**WHAT TO PRODUCE**
Copy everything in the data below exactly except the pictures.
--- SUPPLIED MATERIAL ---
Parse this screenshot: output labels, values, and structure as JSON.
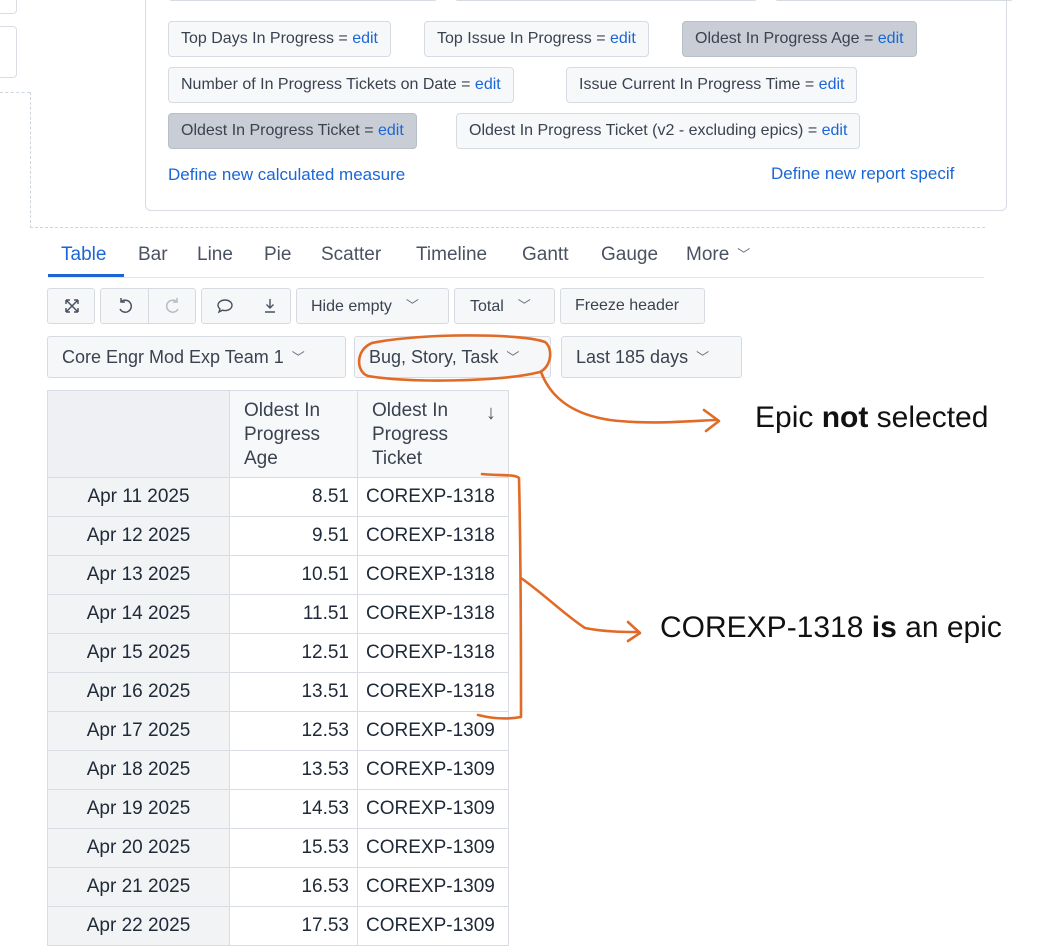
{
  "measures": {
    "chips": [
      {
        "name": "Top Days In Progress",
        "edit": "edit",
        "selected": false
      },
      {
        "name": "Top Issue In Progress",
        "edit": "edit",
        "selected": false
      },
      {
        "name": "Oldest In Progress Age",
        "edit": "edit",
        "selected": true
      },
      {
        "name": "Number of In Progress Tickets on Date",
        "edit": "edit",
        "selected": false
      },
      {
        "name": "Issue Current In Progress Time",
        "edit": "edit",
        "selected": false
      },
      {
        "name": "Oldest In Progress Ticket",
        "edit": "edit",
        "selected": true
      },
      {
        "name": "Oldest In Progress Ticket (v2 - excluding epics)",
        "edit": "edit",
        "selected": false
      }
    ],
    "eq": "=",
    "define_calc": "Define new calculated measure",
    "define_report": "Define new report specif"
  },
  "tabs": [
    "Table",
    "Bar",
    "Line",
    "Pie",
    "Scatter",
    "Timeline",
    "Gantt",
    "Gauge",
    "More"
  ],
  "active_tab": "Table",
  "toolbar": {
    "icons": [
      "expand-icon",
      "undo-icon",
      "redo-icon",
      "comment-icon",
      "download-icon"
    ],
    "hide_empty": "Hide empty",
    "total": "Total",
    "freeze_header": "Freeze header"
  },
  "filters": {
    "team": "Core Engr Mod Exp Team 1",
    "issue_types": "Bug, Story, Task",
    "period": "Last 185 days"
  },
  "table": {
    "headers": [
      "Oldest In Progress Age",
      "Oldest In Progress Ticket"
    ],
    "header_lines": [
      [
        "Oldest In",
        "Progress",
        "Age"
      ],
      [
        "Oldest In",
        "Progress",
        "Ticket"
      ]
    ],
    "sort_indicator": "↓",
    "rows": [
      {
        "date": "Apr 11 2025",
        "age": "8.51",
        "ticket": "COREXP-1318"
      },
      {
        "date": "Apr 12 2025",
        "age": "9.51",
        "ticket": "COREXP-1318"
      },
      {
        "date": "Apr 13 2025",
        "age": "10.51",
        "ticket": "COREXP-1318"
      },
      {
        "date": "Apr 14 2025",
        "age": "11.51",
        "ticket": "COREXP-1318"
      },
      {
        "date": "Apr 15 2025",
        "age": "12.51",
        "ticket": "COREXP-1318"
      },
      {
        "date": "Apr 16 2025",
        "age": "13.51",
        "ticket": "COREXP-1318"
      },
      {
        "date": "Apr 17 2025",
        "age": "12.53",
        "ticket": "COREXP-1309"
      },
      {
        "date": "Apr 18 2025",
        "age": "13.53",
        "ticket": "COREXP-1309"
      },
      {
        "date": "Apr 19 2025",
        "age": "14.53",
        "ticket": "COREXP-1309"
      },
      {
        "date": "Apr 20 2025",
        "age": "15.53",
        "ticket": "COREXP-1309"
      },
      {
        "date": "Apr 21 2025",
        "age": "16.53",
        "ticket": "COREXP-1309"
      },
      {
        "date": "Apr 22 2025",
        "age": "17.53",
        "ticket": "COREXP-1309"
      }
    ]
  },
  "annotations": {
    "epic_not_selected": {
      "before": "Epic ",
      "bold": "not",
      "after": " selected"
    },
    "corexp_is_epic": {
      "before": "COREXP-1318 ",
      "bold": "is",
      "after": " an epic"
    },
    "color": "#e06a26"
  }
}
---
**ANSWER TO THE EXERCISE**
Parse this screenshot: output labels, values, and structure as JSON.
{
  "measures": {
    "chips": [
      {
        "name": "Top Days In Progress",
        "edit": "edit",
        "selected": false
      },
      {
        "name": "Top Issue In Progress",
        "edit": "edit",
        "selected": false
      },
      {
        "name": "Oldest In Progress Age",
        "edit": "edit",
        "selected": true
      },
      {
        "name": "Number of In Progress Tickets on Date",
        "edit": "edit",
        "selected": false
      },
      {
        "name": "Issue Current In Progress Time",
        "edit": "edit",
        "selected": false
      },
      {
        "name": "Oldest In Progress Ticket",
        "edit": "edit",
        "selected": true
      },
      {
        "name": "Oldest In Progress Ticket (v2 - excluding epics)",
        "edit": "edit",
        "selected": false
      }
    ],
    "eq": "=",
    "define_calc": "Define new calculated measure",
    "define_report": "Define new report specif"
  },
  "tabs": [
    "Table",
    "Bar",
    "Line",
    "Pie",
    "Scatter",
    "Timeline",
    "Gantt",
    "Gauge",
    "More"
  ],
  "active_tab": "Table",
  "toolbar": {
    "icons": [
      "expand-icon",
      "undo-icon",
      "redo-icon",
      "comment-icon",
      "download-icon"
    ],
    "hide_empty": "Hide empty",
    "total": "Total",
    "freeze_header": "Freeze header"
  },
  "filters": {
    "team": "Core Engr Mod Exp Team 1",
    "issue_types": "Bug, Story, Task",
    "period": "Last 185 days"
  },
  "table": {
    "headers": [
      "Oldest In Progress Age",
      "Oldest In Progress Ticket"
    ],
    "header_lines": [
      [
        "Oldest In",
        "Progress",
        "Age"
      ],
      [
        "Oldest In",
        "Progress",
        "Ticket"
      ]
    ],
    "sort_indicator": "↓",
    "rows": [
      {
        "date": "Apr 11 2025",
        "age": "8.51",
        "ticket": "COREXP-1318"
      },
      {
        "date": "Apr 12 2025",
        "age": "9.51",
        "ticket": "COREXP-1318"
      },
      {
        "date": "Apr 13 2025",
        "age": "10.51",
        "ticket": "COREXP-1318"
      },
      {
        "date": "Apr 14 2025",
        "age": "11.51",
        "ticket": "COREXP-1318"
      },
      {
        "date": "Apr 15 2025",
        "age": "12.51",
        "ticket": "COREXP-1318"
      },
      {
        "date": "Apr 16 2025",
        "age": "13.51",
        "ticket": "COREXP-1318"
      },
      {
        "date": "Apr 17 2025",
        "age": "12.53",
        "ticket": "COREXP-1309"
      },
      {
        "date": "Apr 18 2025",
        "age": "13.53",
        "ticket": "COREXP-1309"
      },
      {
        "date": "Apr 19 2025",
        "age": "14.53",
        "ticket": "COREXP-1309"
      },
      {
        "date": "Apr 20 2025",
        "age": "15.53",
        "ticket": "COREXP-1309"
      },
      {
        "date": "Apr 21 2025",
        "age": "16.53",
        "ticket": "COREXP-1309"
      },
      {
        "date": "Apr 22 2025",
        "age": "17.53",
        "ticket": "COREXP-1309"
      }
    ]
  },
  "annotations": {
    "epic_not_selected": {
      "before": "Epic ",
      "bold": "not",
      "after": " selected"
    },
    "corexp_is_epic": {
      "before": "COREXP-1318 ",
      "bold": "is",
      "after": " an epic"
    },
    "color": "#e06a26"
  }
}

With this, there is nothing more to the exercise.